Extracted records:

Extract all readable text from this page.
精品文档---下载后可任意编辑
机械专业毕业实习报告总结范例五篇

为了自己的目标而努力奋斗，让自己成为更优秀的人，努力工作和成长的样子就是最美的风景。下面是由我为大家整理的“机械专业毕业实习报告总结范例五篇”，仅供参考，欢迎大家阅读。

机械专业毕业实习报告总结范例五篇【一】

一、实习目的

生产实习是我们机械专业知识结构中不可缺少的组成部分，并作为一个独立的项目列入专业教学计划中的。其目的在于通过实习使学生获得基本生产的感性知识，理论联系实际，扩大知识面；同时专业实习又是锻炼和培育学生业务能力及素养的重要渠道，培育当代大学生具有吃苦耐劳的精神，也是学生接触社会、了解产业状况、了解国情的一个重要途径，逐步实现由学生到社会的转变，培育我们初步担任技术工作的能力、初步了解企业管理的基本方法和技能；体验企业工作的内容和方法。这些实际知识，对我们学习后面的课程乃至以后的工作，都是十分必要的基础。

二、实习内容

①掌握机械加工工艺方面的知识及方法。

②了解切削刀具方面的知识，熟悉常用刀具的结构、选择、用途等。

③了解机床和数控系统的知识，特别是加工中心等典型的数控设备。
---
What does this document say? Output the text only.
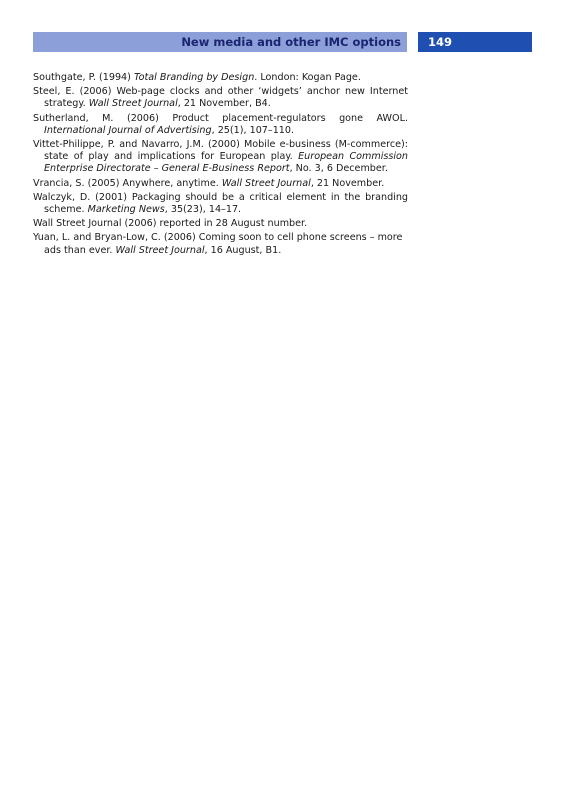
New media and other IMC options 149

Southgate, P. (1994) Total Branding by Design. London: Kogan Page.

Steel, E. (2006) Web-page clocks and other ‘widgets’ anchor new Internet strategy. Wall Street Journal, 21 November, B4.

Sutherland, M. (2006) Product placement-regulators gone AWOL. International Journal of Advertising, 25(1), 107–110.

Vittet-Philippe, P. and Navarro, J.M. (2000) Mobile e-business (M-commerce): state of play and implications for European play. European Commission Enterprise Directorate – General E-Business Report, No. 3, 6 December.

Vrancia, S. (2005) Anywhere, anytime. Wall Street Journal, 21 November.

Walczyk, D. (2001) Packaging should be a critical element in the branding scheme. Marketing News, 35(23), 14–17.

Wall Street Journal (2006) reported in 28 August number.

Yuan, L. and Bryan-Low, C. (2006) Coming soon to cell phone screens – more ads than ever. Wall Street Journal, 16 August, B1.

WORK INSTRUCTIONS:
Of the lines above, how many contain the word "August"? Provide the number and nothing else.

RESPONSE BELOW:
2